AIM:
Look through the records that follow. Copy every line containing the word "August".

──────── ENTRIES PROVIDED ────────

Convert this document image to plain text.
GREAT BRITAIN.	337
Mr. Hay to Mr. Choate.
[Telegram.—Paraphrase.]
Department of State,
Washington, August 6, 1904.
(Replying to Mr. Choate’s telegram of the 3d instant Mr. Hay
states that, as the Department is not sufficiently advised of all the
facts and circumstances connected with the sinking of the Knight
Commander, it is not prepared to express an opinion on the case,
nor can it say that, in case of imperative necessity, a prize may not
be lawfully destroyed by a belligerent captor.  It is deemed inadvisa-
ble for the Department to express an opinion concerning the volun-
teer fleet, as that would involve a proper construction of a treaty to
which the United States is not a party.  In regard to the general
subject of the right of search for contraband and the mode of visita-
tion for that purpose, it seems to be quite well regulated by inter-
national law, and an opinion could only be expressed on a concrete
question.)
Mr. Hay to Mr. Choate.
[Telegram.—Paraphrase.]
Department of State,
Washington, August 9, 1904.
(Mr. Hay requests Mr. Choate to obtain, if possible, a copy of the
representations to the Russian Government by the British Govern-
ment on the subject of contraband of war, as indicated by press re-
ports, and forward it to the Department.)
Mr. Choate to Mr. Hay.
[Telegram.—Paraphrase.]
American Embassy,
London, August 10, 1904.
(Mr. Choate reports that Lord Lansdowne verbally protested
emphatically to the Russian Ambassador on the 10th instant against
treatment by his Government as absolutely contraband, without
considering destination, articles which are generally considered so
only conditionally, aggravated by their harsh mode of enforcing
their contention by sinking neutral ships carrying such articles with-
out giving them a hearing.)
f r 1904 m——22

────────

COMPLETE OUTPUT:
Washington, August 6, 1904.
Washington, August 9, 1904.
London, August 10, 1904.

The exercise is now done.